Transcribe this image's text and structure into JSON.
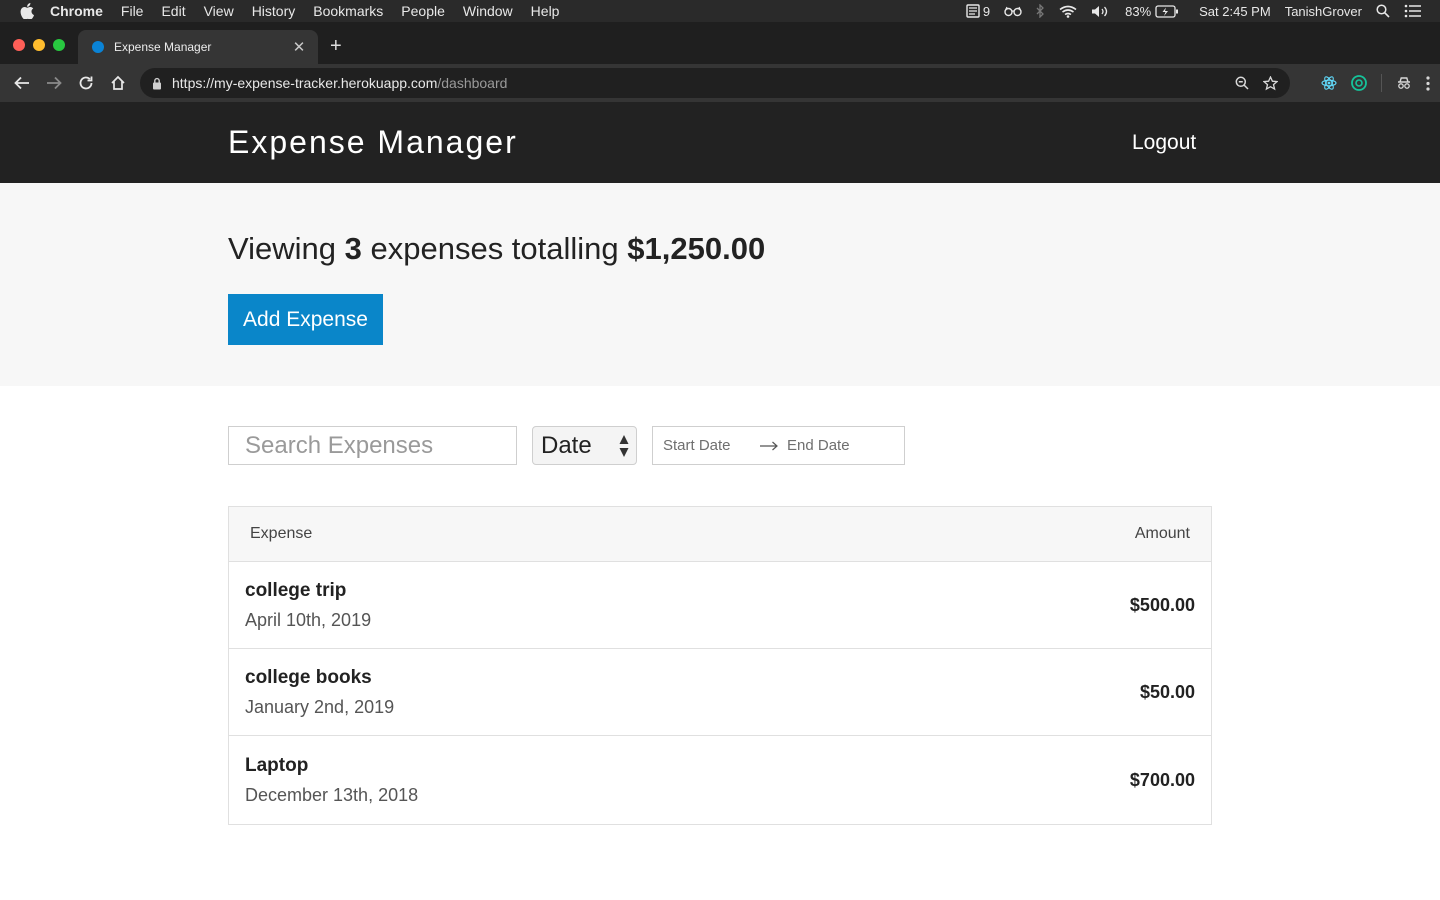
{
  "menubar": {
    "app_name": "Chrome",
    "items": [
      "File",
      "Edit",
      "View",
      "History",
      "Bookmarks",
      "People",
      "Window",
      "Help"
    ],
    "status": {
      "badge_count": "9",
      "battery": "83%",
      "clock": "Sat 2:45 PM",
      "user": "TanishGrover"
    }
  },
  "browser": {
    "tab_title": "Expense Manager",
    "url_scheme": "https://",
    "url_host": "my-expense-tracker.herokuapp.com",
    "url_path": "/dashboard"
  },
  "app": {
    "title": "Expense Manager",
    "logout_label": "Logout"
  },
  "summary": {
    "prefix": "Viewing ",
    "count": "3",
    "middle": " expenses totalling ",
    "total": "$1,250.00",
    "add_button_label": "Add Expense"
  },
  "filters": {
    "search_placeholder": "Search Expenses",
    "sort_value": "Date",
    "start_date_placeholder": "Start Date",
    "end_date_placeholder": "End Date"
  },
  "table": {
    "header_expense": "Expense",
    "header_amount": "Amount",
    "rows": [
      {
        "description": "college trip",
        "date": "April 10th, 2019",
        "amount": "$500.00"
      },
      {
        "description": "college books",
        "date": "January 2nd, 2019",
        "amount": "$50.00"
      },
      {
        "description": "Laptop",
        "date": "December 13th, 2018",
        "amount": "$700.00"
      }
    ]
  },
  "colors": {
    "header_bg": "#222222",
    "summary_bg": "#f7f7f7",
    "button_blue": "#0a86c9"
  }
}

= = = = =

● **Work to do**
Copy out each line of the records where the string "Manager" appears.

● **Exercise output**
    "tab_title": "Expense Manager",
    "title": "Expense Manager",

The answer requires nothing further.